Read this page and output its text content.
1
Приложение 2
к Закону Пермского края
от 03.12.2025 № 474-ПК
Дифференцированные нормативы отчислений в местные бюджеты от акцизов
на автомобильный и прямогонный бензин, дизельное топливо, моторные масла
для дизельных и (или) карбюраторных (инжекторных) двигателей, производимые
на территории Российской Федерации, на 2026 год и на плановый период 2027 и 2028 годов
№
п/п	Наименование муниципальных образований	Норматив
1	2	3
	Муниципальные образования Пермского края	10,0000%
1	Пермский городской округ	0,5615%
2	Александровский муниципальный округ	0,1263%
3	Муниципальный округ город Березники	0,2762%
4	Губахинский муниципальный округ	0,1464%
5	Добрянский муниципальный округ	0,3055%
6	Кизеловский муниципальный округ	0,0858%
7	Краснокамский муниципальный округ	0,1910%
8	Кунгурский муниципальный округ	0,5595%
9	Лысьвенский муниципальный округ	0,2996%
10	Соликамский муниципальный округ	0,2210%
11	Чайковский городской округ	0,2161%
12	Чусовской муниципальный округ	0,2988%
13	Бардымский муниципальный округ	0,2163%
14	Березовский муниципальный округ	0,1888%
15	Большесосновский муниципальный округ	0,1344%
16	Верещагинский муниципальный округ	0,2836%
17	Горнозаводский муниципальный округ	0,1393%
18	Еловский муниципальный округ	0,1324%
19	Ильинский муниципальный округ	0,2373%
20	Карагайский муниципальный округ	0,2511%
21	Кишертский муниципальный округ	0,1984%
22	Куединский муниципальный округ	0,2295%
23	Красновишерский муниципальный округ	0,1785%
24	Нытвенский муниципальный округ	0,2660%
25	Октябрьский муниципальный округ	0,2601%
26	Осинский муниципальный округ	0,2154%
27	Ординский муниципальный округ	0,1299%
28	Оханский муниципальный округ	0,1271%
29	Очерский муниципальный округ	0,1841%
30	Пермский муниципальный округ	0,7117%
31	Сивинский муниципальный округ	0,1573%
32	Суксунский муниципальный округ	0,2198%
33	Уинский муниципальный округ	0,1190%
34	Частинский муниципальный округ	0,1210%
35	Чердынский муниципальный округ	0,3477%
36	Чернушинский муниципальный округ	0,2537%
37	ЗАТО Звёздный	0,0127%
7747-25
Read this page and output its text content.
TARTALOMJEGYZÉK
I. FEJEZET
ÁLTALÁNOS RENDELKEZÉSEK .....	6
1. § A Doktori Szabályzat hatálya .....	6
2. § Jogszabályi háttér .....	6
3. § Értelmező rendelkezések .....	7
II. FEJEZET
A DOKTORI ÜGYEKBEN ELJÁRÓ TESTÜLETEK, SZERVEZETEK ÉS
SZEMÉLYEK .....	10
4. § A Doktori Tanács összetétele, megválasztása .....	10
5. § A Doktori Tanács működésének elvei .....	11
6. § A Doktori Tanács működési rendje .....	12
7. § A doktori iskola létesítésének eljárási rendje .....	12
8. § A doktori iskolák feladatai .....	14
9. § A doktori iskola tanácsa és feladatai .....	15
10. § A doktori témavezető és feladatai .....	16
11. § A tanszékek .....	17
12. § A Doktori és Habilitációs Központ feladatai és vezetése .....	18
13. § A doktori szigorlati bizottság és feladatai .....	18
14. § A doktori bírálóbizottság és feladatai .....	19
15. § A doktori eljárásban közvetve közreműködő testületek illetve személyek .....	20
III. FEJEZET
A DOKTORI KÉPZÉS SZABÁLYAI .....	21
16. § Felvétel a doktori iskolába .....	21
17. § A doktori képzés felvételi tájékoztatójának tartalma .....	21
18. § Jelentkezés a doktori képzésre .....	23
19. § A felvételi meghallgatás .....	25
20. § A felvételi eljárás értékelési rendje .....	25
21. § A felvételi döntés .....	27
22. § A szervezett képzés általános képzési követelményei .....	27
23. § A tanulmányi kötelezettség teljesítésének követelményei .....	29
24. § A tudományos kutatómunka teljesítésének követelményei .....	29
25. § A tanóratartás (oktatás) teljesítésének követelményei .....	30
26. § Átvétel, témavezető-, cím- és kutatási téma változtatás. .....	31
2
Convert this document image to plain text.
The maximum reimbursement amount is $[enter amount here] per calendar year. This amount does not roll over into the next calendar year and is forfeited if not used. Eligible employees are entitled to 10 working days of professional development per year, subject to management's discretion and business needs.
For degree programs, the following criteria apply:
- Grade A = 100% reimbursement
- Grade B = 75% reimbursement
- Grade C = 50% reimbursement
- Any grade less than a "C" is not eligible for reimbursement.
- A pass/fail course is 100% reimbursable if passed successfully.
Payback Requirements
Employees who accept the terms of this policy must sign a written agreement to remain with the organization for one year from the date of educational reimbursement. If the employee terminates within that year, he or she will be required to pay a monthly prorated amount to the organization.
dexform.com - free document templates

What to do:
Type out the full listing again, exactly as given.

Full answer:
Read this page and output its text content.
1
Приложение 2
к Закону Пермского края
от 03.12.2025 № 474-ПК
Дифференцированные нормативы отчислений в местные бюджеты от акцизов
на автомобильный и прямогонный бензин, дизельное топливо, моторные масла
для дизельных и (или) карбюраторных (инжекторных) двигателей, производимые
на территории Российской Федерации, на 2026 год и на плановый период 2027 и 2028 годов
№
п/п	Наименование муниципальных образований	Норматив
1	2	3
	Муниципальные образования Пермского края	10,0000%
1	Пермский городской округ	0,5615%
2	Александровский муниципальный округ	0,1263%
3	Муниципальный округ город Березники	0,2762%
4	Губахинский муниципальный округ	0,1464%
5	Добрянский муниципальный округ	0,3055%
6	Кизеловский муниципальный округ	0,0858%
7	Краснокамский муниципальный округ	0,1910%
8	Кунгурский муниципальный округ	0,5595%
9	Лысьвенский муниципальный округ	0,2996%
10	Соликамский муниципальный округ	0,2210%
11	Чайковский городской округ	0,2161%
12	Чусовской муниципальный округ	0,2988%
13	Бардымский муниципальный округ	0,2163%
14	Березовский муниципальный округ	0,1888%
15	Большесосновский муниципальный округ	0,1344%
16	Верещагинский муниципальный округ	0,2836%
17	Горнозаводский муниципальный округ	0,1393%
18	Еловский муниципальный округ	0,1324%
19	Ильинский муниципальный округ	0,2373%
20	Карагайский муниципальный округ	0,2511%
21	Кишертский муниципальный округ	0,1984%
22	Куединский муниципальный округ	0,2295%
23	Красновишерский муниципальный округ	0,1785%
24	Нытвенский муниципальный округ	0,2660%
25	Октябрьский муниципальный округ	0,2601%
26	Осинский муниципальный округ	0,2154%
27	Ординский муниципальный округ	0,1299%
28	Оханский муниципальный округ	0,1271%
29	Очерский муниципальный округ	0,1841%
30	Пермский муниципальный округ	0,7117%
31	Сивинский муниципальный округ	0,1573%
32	Суксунский муниципальный округ	0,2198%
33	Уинский муниципальный округ	0,1190%
34	Частинский муниципальный округ	0,1210%
35	Чердынский муниципальный округ	0,3477%
36	Чернушинский муниципальный округ	0,2537%
37	ЗАТО Звёздный	0,0127%
7747-25
Read this page and output its text content.
TARTALOMJEGYZÉK
I. FEJEZET
ÁLTALÁNOS RENDELKEZÉSEK .....	6
1. § A Doktori Szabályzat hatálya .....	6
2. § Jogszabályi háttér .....	6
3. § Értelmező rendelkezések .....	7
II. FEJEZET
A DOKTORI ÜGYEKBEN ELJÁRÓ TESTÜLETEK, SZERVEZETEK ÉS
SZEMÉLYEK .....	10
4. § A Doktori Tanács összetétele, megválasztása .....	10
5. § A Doktori Tanács működésének elvei .....	11
6. § A Doktori Tanács működési rendje .....	12
7. § A doktori iskola létesítésének eljárási rendje .....	12
8. § A doktori iskolák feladatai .....	14
9. § A doktori iskola tanácsa és feladatai .....	15
10. § A doktori témavezető és feladatai .....	16
11. § A tanszékek .....	17
12. § A Doktori és Habilitációs Központ feladatai és vezetése .....	18
13. § A doktori szigorlati bizottság és feladatai .....	18
14. § A doktori bírálóbizottság és feladatai .....	19
15. § A doktori eljárásban közvetve közreműködő testületek illetve személyek .....	20
III. FEJEZET
A DOKTORI KÉPZÉS SZABÁLYAI .....	21
16. § Felvétel a doktori iskolába .....	21
17. § A doktori képzés felvételi tájékoztatójának tartalma .....	21
18. § Jelentkezés a doktori képzésre .....	23
19. § A felvételi meghallgatás .....	25
20. § A felvételi eljárás értékelési rendje .....	25
21. § A felvételi döntés .....	27
22. § A szervezett képzés általános képzési követelményei .....	27
23. § A tanulmányi kötelezettség teljesítésének követelményei .....	29
24. § A tudományos kutatómunka teljesítésének követelményei .....	29
25. § A tanóratartás (oktatás) teljesítésének követelményei .....	30
26. § Átvétel, témavezető-, cím- és kutatási téma változtatás. .....	31
2
Convert this document image to plain text.
The maximum reimbursement amount is $[enter amount here] per calendar year. This amount does not roll over into the next calendar year and is forfeited if not used. Eligible employees are entitled to 10 working days of professional development per year, subject to management's discretion and business needs.
For degree programs, the following criteria apply:
- Grade A = 100% reimbursement
- Grade B = 75% reimbursement
- Grade C = 50% reimbursement
- Any grade less than a "C" is not eligible for reimbursement.
- A pass/fail course is 100% reimbursable if passed successfully.
Payback Requirements
Employees who accept the terms of this policy must sign a written agreement to remain with the organization for one year from the date of educational reimbursement. If the employee terminates within that year, he or she will be required to pay a monthly prorated amount to the organization.
dexform.com - free document templates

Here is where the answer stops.